Task brief: Report every line below that holds the word "this".

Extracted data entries
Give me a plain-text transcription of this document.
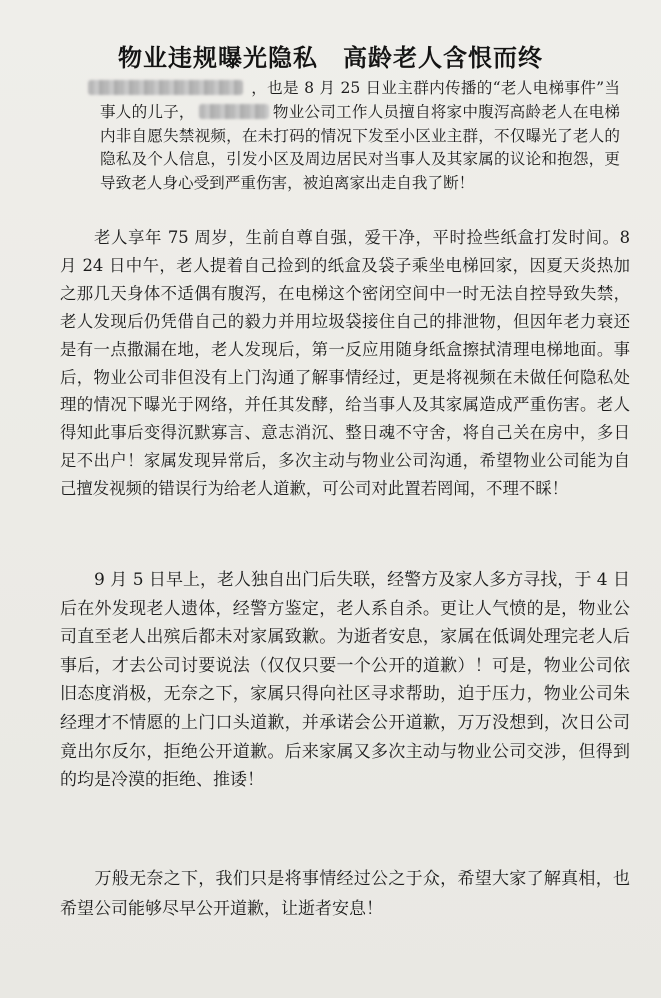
物业违规曝光隐私　高龄老人含恨而终

，也是 8 月 25 日业主群内传播的“老人电梯事件”当事人的儿子，	物业公司工作人员擅自将家中腹泻高龄老人在电梯内非自愿失禁视频，在未打码的情况下发至小区业主群，不仅曝光了老人的隐私及个人信息，引发小区及周边居民对当事人及其家属的议论和抱怨，更导致老人身心受到严重伤害，被迫离家出走自我了断！

　　老人享年 75 周岁，生前自尊自强，爱干净，平时捡些纸盒打发时间。8 月 24 日中午，老人提着自己捡到的纸盒及袋子乘坐电梯回家，因夏天炎热加之那几天身体不适偶有腹泻，在电梯这个密闭空间中一时无法自控导致失禁，老人发现后仍凭借自己的毅力并用垃圾袋接住自己的排泄物，但因年老力衰还是有一点撒漏在地，老人发现后，第一反应用随身纸盒擦拭清理电梯地面。事后，物业公司非但没有上门沟通了解事情经过，更是将视频在未做任何隐私处理的情况下曝光于网络，并任其发酵，给当事人及其家属造成严重伤害。老人得知此事后变得沉默寡言、意志消沉、整日魂不守舍，将自己关在房中，多日足不出户！家属发现异常后，多次主动与物业公司沟通，希望物业公司能为自己擅发视频的错误行为给老人道歉，可公司对此置若罔闻，不理不睬！

　　9 月 5 日早上，老人独自出门后失联，经警方及家人多方寻找，于 4 日后在外发现老人遗体，经警方鉴定，老人系自杀。更让人气愤的是，物业公司直至老人出殡后都未对家属致歉。为逝者安息，家属在低调处理完老人后事后，才去公司讨要说法（仅仅只要一个公开的道歉）！可是，物业公司依旧态度消极，无奈之下，家属只得向社区寻求帮助，迫于压力，物业公司朱经理才不情愿的上门口头道歉，并承诺会公开道歉，万万没想到，次日公司竟出尔反尔，拒绝公开道歉。后来家属又多次主动与物业公司交涉，但得到的均是冷漠的拒绝、推诿！

　　万般无奈之下，我们只是将事情经过公之于众，希望大家了解真相，也希望公司能够尽早公开道歉，让逝者安息！
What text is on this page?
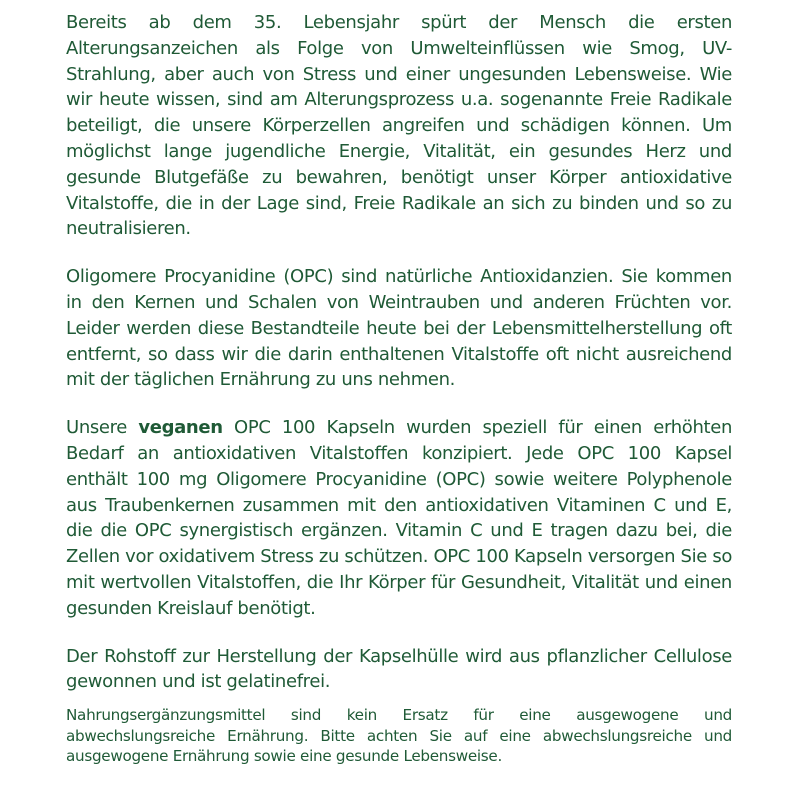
Bereits ab dem 35. Lebensjahr spürt der Mensch die ersten Alterungsanzeichen als Folge von Umwelteinflüssen wie Smog, UV-Strahlung, aber auch von Stress und einer ungesunden Lebensweise. Wie wir heute wissen, sind am Alterungsprozess u.a. sogenannte Freie Radikale beteiligt, die unsere Körperzellen angreifen und schädigen können. Um möglichst lange jugendliche Energie, Vitalität, ein gesundes Herz und gesunde Blutgefäße zu bewahren, benötigt unser Körper antioxidative Vitalstoffe, die in der Lage sind, Freie Radikale an sich zu binden und so zu neutralisieren.

Oligomere Procyanidine (OPC) sind natürliche Antioxidanzien. Sie kommen in den Kernen und Schalen von Weintrauben und anderen Früchten vor. Leider werden diese Bestandteile heute bei der Lebensmittelherstellung oft entfernt, so dass wir die darin enthaltenen Vitalstoffe oft nicht ausreichend mit der täglichen Ernährung zu uns nehmen.

Unsere veganen OPC 100 Kapseln wurden speziell für einen erhöhten Bedarf an antioxidativen Vitalstoffen konzipiert. Jede OPC 100 Kapsel enthält 100 mg Oligomere Procyanidine (OPC) sowie weitere Polyphenole aus Traubenkernen zusammen mit den antioxidativen Vitaminen C und E, die die OPC synergistisch ergänzen. Vitamin C und E tragen dazu bei, die Zellen vor oxidativem Stress zu schützen. OPC 100 Kapseln versorgen Sie so mit wertvollen Vitalstoffen, die Ihr Körper für Gesundheit, Vitalität und einen gesunden Kreislauf benötigt.

Der Rohstoff zur Herstellung der Kapselhülle wird aus pflanzlicher Cellulose gewonnen und ist gelatinefrei.

Nahrungsergänzungsmittel sind kein Ersatz für eine ausgewogene und abwechslungsreiche Ernährung. Bitte achten Sie auf eine abwechslungsreiche und ausgewogene Ernährung sowie eine gesunde Lebensweise.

Right answer:
Give me a plain-text transcription of this document.
What text is on this page?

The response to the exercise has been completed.